STATED EXERCISE: Write out the full set of records below exactly.

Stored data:
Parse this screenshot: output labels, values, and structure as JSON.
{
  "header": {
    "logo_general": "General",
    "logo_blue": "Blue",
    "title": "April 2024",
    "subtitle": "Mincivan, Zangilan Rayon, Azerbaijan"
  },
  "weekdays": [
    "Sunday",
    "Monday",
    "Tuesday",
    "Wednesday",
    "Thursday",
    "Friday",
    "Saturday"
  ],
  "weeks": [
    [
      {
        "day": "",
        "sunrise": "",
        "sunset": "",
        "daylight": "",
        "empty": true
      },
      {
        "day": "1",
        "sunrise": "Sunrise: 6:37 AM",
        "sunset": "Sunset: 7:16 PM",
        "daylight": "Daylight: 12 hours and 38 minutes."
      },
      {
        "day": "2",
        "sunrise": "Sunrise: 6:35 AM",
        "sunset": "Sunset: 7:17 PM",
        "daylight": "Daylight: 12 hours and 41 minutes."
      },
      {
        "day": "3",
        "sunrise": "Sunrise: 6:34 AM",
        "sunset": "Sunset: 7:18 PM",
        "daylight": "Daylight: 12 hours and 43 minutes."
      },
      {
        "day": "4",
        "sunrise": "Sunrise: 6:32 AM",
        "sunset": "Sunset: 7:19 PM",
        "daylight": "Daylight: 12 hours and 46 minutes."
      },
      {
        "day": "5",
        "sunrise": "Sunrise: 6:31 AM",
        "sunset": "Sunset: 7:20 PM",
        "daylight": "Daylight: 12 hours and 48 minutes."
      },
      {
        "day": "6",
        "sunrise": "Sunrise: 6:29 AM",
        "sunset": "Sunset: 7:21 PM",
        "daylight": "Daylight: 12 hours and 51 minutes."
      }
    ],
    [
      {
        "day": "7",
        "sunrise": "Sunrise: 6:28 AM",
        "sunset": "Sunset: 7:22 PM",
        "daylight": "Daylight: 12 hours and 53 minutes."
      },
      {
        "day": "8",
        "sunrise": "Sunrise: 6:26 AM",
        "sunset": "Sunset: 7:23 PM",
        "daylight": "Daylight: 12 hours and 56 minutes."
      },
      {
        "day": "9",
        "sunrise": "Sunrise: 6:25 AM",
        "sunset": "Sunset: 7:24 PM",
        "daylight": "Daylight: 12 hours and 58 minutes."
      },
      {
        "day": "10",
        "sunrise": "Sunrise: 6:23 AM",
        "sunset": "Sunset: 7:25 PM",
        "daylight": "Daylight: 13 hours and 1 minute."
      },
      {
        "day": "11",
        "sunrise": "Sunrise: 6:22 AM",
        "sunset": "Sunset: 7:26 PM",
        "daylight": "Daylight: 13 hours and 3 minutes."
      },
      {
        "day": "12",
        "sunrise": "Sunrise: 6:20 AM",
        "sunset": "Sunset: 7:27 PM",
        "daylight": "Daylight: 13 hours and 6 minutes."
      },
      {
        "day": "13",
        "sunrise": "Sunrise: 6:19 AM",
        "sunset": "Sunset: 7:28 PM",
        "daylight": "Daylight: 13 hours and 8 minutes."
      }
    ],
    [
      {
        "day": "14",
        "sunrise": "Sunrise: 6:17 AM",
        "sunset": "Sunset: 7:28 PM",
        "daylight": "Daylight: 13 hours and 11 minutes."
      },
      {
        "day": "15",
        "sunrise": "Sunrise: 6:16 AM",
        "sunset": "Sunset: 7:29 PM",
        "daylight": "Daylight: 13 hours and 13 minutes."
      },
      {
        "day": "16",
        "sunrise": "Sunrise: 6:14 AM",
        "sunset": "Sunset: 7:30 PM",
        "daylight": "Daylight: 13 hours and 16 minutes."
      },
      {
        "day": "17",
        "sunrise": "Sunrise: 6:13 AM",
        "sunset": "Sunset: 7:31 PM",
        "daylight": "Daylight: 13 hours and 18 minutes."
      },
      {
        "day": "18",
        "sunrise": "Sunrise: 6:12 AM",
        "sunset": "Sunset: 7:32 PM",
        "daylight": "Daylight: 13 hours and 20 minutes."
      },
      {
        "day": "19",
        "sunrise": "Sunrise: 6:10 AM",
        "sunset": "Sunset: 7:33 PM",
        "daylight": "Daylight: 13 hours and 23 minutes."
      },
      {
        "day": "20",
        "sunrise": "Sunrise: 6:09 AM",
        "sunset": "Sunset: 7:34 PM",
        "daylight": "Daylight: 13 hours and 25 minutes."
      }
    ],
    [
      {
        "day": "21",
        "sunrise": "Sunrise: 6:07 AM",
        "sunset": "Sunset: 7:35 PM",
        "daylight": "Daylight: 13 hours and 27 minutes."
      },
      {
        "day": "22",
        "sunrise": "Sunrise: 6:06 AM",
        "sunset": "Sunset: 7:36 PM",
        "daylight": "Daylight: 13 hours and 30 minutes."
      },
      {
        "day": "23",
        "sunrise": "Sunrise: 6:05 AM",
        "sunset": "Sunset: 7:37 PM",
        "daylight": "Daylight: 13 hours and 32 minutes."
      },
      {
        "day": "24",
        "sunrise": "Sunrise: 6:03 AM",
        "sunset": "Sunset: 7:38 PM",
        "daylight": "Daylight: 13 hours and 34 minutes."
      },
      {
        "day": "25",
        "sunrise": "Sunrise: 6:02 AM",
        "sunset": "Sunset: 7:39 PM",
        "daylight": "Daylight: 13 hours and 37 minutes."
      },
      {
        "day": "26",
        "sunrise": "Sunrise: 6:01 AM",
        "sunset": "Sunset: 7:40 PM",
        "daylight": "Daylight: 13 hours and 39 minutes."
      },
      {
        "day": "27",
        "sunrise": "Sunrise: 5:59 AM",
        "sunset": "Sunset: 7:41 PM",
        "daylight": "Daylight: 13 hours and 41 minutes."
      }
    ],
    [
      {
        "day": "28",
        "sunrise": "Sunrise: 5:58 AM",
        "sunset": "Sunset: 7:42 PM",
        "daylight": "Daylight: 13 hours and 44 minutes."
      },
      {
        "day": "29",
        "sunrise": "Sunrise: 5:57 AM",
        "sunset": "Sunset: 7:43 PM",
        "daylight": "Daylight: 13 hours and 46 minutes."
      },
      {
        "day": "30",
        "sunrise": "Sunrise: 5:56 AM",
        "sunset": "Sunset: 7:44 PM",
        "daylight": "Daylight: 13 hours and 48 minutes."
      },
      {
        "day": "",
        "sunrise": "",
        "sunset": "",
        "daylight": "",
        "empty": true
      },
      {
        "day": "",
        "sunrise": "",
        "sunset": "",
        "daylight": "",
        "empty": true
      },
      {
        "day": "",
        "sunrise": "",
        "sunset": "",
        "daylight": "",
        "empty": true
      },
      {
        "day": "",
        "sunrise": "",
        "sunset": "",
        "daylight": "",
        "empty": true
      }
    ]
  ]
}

RESPONSE:
Parse this screenshot: output labels, values, and structure as JSON.
{
  "header": {
    "logo_general": "General",
    "logo_blue": "Blue",
    "title": "April 2024",
    "subtitle": "Mincivan, Zangilan Rayon, Azerbaijan"
  },
  "weekdays": [
    "Sunday",
    "Monday",
    "Tuesday",
    "Wednesday",
    "Thursday",
    "Friday",
    "Saturday"
  ],
  "weeks": [
    [
      {
        "day": "",
        "sunrise": "",
        "sunset": "",
        "daylight": "",
        "empty": true
      },
      {
        "day": "1",
        "sunrise": "Sunrise: 6:37 AM",
        "sunset": "Sunset: 7:16 PM",
        "daylight": "Daylight: 12 hours and 38 minutes."
      },
      {
        "day": "2",
        "sunrise": "Sunrise: 6:35 AM",
        "sunset": "Sunset: 7:17 PM",
        "daylight": "Daylight: 12 hours and 41 minutes."
      },
      {
        "day": "3",
        "sunrise": "Sunrise: 6:34 AM",
        "sunset": "Sunset: 7:18 PM",
        "daylight": "Daylight: 12 hours and 43 minutes."
      },
      {
        "day": "4",
        "sunrise": "Sunrise: 6:32 AM",
        "sunset": "Sunset: 7:19 PM",
        "daylight": "Daylight: 12 hours and 46 minutes."
      },
      {
        "day": "5",
        "sunrise": "Sunrise: 6:31 AM",
        "sunset": "Sunset: 7:20 PM",
        "daylight": "Daylight: 12 hours and 48 minutes."
      },
      {
        "day": "6",
        "sunrise": "Sunrise: 6:29 AM",
        "sunset": "Sunset: 7:21 PM",
        "daylight": "Daylight: 12 hours and 51 minutes."
      }
    ],
    [
      {
        "day": "7",
        "sunrise": "Sunrise: 6:28 AM",
        "sunset": "Sunset: 7:22 PM",
        "daylight": "Daylight: 12 hours and 53 minutes."
      },
      {
        "day": "8",
        "sunrise": "Sunrise: 6:26 AM",
        "sunset": "Sunset: 7:23 PM",
        "daylight": "Daylight: 12 hours and 56 minutes."
      },
      {
        "day": "9",
        "sunrise": "Sunrise: 6:25 AM",
        "sunset": "Sunset: 7:24 PM",
        "daylight": "Daylight: 12 hours and 58 minutes."
      },
      {
        "day": "10",
        "sunrise": "Sunrise: 6:23 AM",
        "sunset": "Sunset: 7:25 PM",
        "daylight": "Daylight: 13 hours and 1 minute."
      },
      {
        "day": "11",
        "sunrise": "Sunrise: 6:22 AM",
        "sunset": "Sunset: 7:26 PM",
        "daylight": "Daylight: 13 hours and 3 minutes."
      },
      {
        "day": "12",
        "sunrise": "Sunrise: 6:20 AM",
        "sunset": "Sunset: 7:27 PM",
        "daylight": "Daylight: 13 hours and 6 minutes."
      },
      {
        "day": "13",
        "sunrise": "Sunrise: 6:19 AM",
        "sunset": "Sunset: 7:28 PM",
        "daylight": "Daylight: 13 hours and 8 minutes."
      }
    ],
    [
      {
        "day": "14",
        "sunrise": "Sunrise: 6:17 AM",
        "sunset": "Sunset: 7:28 PM",
        "daylight": "Daylight: 13 hours and 11 minutes."
      },
      {
        "day": "15",
        "sunrise": "Sunrise: 6:16 AM",
        "sunset": "Sunset: 7:29 PM",
        "daylight": "Daylight: 13 hours and 13 minutes."
      },
      {
        "day": "16",
        "sunrise": "Sunrise: 6:14 AM",
        "sunset": "Sunset: 7:30 PM",
        "daylight": "Daylight: 13 hours and 16 minutes."
      },
      {
        "day": "17",
        "sunrise": "Sunrise: 6:13 AM",
        "sunset": "Sunset: 7:31 PM",
        "daylight": "Daylight: 13 hours and 18 minutes."
      },
      {
        "day": "18",
        "sunrise": "Sunrise: 6:12 AM",
        "sunset": "Sunset: 7:32 PM",
        "daylight": "Daylight: 13 hours and 20 minutes."
      },
      {
        "day": "19",
        "sunrise": "Sunrise: 6:10 AM",
        "sunset": "Sunset: 7:33 PM",
        "daylight": "Daylight: 13 hours and 23 minutes."
      },
      {
        "day": "20",
        "sunrise": "Sunrise: 6:09 AM",
        "sunset": "Sunset: 7:34 PM",
        "daylight": "Daylight: 13 hours and 25 minutes."
      }
    ],
    [
      {
        "day": "21",
        "sunrise": "Sunrise: 6:07 AM",
        "sunset": "Sunset: 7:35 PM",
        "daylight": "Daylight: 13 hours and 27 minutes."
      },
      {
        "day": "22",
        "sunrise": "Sunrise: 6:06 AM",
        "sunset": "Sunset: 7:36 PM",
        "daylight": "Daylight: 13 hours and 30 minutes."
      },
      {
        "day": "23",
        "sunrise": "Sunrise: 6:05 AM",
        "sunset": "Sunset: 7:37 PM",
        "daylight": "Daylight: 13 hours and 32 minutes."
      },
      {
        "day": "24",
        "sunrise": "Sunrise: 6:03 AM",
        "sunset": "Sunset: 7:38 PM",
        "daylight": "Daylight: 13 hours and 34 minutes."
      },
      {
        "day": "25",
        "sunrise": "Sunrise: 6:02 AM",
        "sunset": "Sunset: 7:39 PM",
        "daylight": "Daylight: 13 hours and 37 minutes."
      },
      {
        "day": "26",
        "sunrise": "Sunrise: 6:01 AM",
        "sunset": "Sunset: 7:40 PM",
        "daylight": "Daylight: 13 hours and 39 minutes."
      },
      {
        "day": "27",
        "sunrise": "Sunrise: 5:59 AM",
        "sunset": "Sunset: 7:41 PM",
        "daylight": "Daylight: 13 hours and 41 minutes."
      }
    ],
    [
      {
        "day": "28",
        "sunrise": "Sunrise: 5:58 AM",
        "sunset": "Sunset: 7:42 PM",
        "daylight": "Daylight: 13 hours and 44 minutes."
      },
      {
        "day": "29",
        "sunrise": "Sunrise: 5:57 AM",
        "sunset": "Sunset: 7:43 PM",
        "daylight": "Daylight: 13 hours and 46 minutes."
      },
      {
        "day": "30",
        "sunrise": "Sunrise: 5:56 AM",
        "sunset": "Sunset: 7:44 PM",
        "daylight": "Daylight: 13 hours and 48 minutes."
      },
      {
        "day": "",
        "sunrise": "",
        "sunset": "",
        "daylight": "",
        "empty": true
      },
      {
        "day": "",
        "sunrise": "",
        "sunset": "",
        "daylight": "",
        "empty": true
      },
      {
        "day": "",
        "sunrise": "",
        "sunset": "",
        "daylight": "",
        "empty": true
      },
      {
        "day": "",
        "sunrise": "",
        "sunset": "",
        "daylight": "",
        "empty": true
      }
    ]
  ]
}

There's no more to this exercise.